Return the lines of the listing below without any change, from the line containing "call-car-button[interactable]: 呼叫快车: [23, 637, 522, 709]" up to and including the line containing "price-prefix: 预计: [374, 582, 402, 601]".

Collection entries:
## START
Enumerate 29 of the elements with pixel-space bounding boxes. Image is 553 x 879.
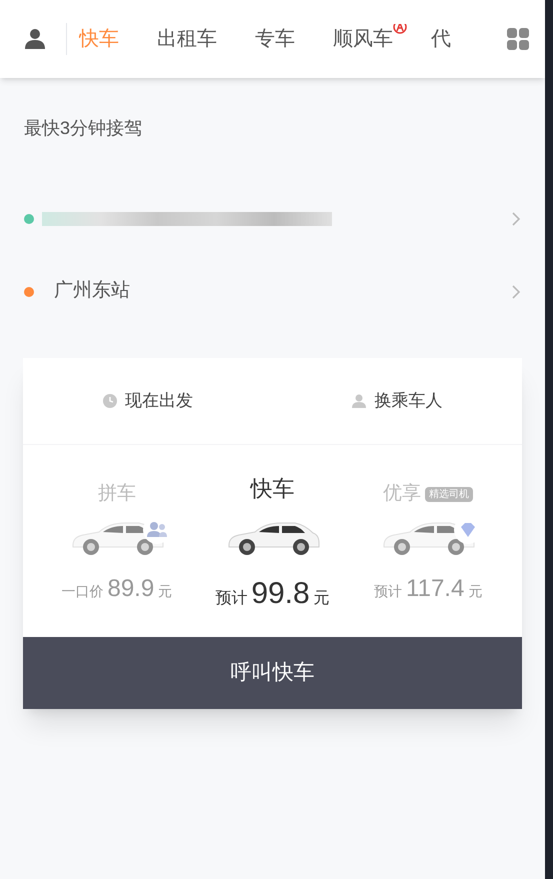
call-car-button[interactable]: 呼叫快车: [23, 637, 522, 709]
option-button[interactable]: 现在出发: [102, 388, 193, 414]
price-unit: 元: [468, 582, 482, 601]
price-prefix: 预计: [215, 588, 248, 609]
price-value: 117.4: [406, 574, 464, 604]
pickup-eta: 最快3分钟接驾: [23, 117, 144, 140]
price-unit: 元: [158, 582, 172, 601]
person-icon: [352, 394, 366, 408]
address-text[interactable]: 广州东站: [54, 277, 130, 306]
ride-tag: 精选司机: [425, 486, 474, 502]
tab[interactable]: 出租车: [157, 24, 217, 54]
price-unit: 元: [314, 589, 330, 609]
ride-name: 拼车: [98, 482, 136, 506]
chevron-right-icon[interactable]: [511, 210, 521, 226]
option-button[interactable]: 换乘车人: [352, 388, 442, 414]
grid-menu-icon[interactable]: [507, 28, 529, 50]
price-value: 89.9: [107, 574, 154, 604]
clock-icon: [102, 394, 117, 408]
user-icon[interactable]: [24, 28, 46, 50]
tab[interactable]: 专车: [255, 24, 295, 54]
price-prefix: 预计: [374, 582, 402, 601]
chevron-right-icon[interactable]: [511, 284, 521, 300]
price-value: 99.8: [251, 576, 310, 612]
tab[interactable]: 顺风车: [333, 24, 393, 54]
ride-name: 快车: [250, 474, 294, 502]
tab[interactable]: 代: [431, 24, 451, 54]
ride-option[interactable]: 快车 预计 99.8 元: [194, 473, 350, 616]
price-prefix: 一口价: [61, 582, 104, 601]
ride-name: 优享: [383, 482, 422, 506]
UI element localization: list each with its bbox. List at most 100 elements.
## END
## Full solution
call-car-button[interactable]: 呼叫快车: [23, 637, 522, 709]
option-button[interactable]: 现在出发: [102, 388, 193, 414]
price-unit: 元: [468, 582, 482, 601]
price-prefix: 预计: [215, 588, 248, 609]
price-value: 117.4: [406, 574, 464, 604]
pickup-eta: 最快3分钟接驾: [23, 117, 144, 140]
price-unit: 元: [158, 582, 172, 601]
person-icon: [352, 394, 366, 408]
address-text[interactable]: 广州东站: [54, 277, 130, 306]
ride-tag: 精选司机: [425, 486, 474, 502]
tab[interactable]: 出租车: [157, 24, 217, 54]
price-unit: 元: [314, 589, 330, 609]
ride-name: 拼车: [98, 482, 136, 506]
chevron-right-icon[interactable]: [511, 210, 521, 226]
option-button[interactable]: 换乘车人: [352, 388, 442, 414]
grid-menu-icon[interactable]: [507, 28, 529, 50]
price-value: 89.9: [107, 574, 154, 604]
clock-icon: [102, 394, 117, 408]
user-icon[interactable]: [24, 28, 46, 50]
tab[interactable]: 专车: [255, 24, 295, 54]
price-prefix: 预计: [374, 582, 402, 601]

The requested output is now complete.